> _Provided records_
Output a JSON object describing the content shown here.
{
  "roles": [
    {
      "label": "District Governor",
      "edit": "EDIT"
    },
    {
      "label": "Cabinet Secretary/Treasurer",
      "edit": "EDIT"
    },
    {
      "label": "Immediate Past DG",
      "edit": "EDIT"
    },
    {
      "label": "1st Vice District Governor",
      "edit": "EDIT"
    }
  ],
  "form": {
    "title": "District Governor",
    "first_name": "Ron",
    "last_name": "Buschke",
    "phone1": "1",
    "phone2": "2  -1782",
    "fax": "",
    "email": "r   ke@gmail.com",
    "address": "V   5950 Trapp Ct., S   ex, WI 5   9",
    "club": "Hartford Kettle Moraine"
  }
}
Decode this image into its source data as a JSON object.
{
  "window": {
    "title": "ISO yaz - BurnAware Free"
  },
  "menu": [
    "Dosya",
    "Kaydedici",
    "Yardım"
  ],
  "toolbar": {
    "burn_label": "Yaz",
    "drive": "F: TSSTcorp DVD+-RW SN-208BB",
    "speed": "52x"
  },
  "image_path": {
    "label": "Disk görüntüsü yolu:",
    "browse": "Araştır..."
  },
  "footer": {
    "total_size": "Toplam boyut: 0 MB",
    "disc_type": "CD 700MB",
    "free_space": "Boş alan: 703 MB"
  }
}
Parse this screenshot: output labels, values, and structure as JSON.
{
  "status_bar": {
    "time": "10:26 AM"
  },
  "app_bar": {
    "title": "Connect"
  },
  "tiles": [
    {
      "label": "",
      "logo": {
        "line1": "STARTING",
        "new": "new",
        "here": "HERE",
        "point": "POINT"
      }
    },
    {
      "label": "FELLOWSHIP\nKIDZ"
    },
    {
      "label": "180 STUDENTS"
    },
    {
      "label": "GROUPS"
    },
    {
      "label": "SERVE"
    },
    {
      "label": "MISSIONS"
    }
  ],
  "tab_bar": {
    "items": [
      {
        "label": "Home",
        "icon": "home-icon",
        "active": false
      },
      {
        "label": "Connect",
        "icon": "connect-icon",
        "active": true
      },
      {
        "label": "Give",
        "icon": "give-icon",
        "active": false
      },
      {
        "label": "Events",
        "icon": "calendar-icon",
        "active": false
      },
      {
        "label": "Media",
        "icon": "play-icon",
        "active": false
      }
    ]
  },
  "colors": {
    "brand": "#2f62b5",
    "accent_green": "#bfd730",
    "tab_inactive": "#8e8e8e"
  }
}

> _What is required_
Retype the listing exactly, in full.

> _Output of the exercise_
Output a JSON object describing the content shown here.
{
  "roles": [
    {
      "label": "District Governor",
      "edit": "EDIT"
    },
    {
      "label": "Cabinet Secretary/Treasurer",
      "edit": "EDIT"
    },
    {
      "label": "Immediate Past DG",
      "edit": "EDIT"
    },
    {
      "label": "1st Vice District Governor",
      "edit": "EDIT"
    }
  ],
  "form": {
    "title": "District Governor",
    "first_name": "Ron",
    "last_name": "Buschke",
    "phone1": "1",
    "phone2": "2  -1782",
    "fax": "",
    "email": "r   ke@gmail.com",
    "address": "V   5950 Trapp Ct., S   ex, WI 5   9",
    "club": "Hartford Kettle Moraine"
  }
}
Decode this image into its source data as a JSON object.
{
  "window": {
    "title": "ISO yaz - BurnAware Free"
  },
  "menu": [
    "Dosya",
    "Kaydedici",
    "Yardım"
  ],
  "toolbar": {
    "burn_label": "Yaz",
    "drive": "F: TSSTcorp DVD+-RW SN-208BB",
    "speed": "52x"
  },
  "image_path": {
    "label": "Disk görüntüsü yolu:",
    "browse": "Araştır..."
  },
  "footer": {
    "total_size": "Toplam boyut: 0 MB",
    "disc_type": "CD 700MB",
    "free_space": "Boş alan: 703 MB"
  }
}
Parse this screenshot: output labels, values, and structure as JSON.
{
  "status_bar": {
    "time": "10:26 AM"
  },
  "app_bar": {
    "title": "Connect"
  },
  "tiles": [
    {
      "label": "",
      "logo": {
        "line1": "STARTING",
        "new": "new",
        "here": "HERE",
        "point": "POINT"
      }
    },
    {
      "label": "FELLOWSHIP\nKIDZ"
    },
    {
      "label": "180 STUDENTS"
    },
    {
      "label": "GROUPS"
    },
    {
      "label": "SERVE"
    },
    {
      "label": "MISSIONS"
    }
  ],
  "tab_bar": {
    "items": [
      {
        "label": "Home",
        "icon": "home-icon",
        "active": false
      },
      {
        "label": "Connect",
        "icon": "connect-icon",
        "active": true
      },
      {
        "label": "Give",
        "icon": "give-icon",
        "active": false
      },
      {
        "label": "Events",
        "icon": "calendar-icon",
        "active": false
      },
      {
        "label": "Media",
        "icon": "play-icon",
        "active": false
      }
    ]
  },
  "colors": {
    "brand": "#2f62b5",
    "accent_green": "#bfd730",
    "tab_inactive": "#8e8e8e"
  }
}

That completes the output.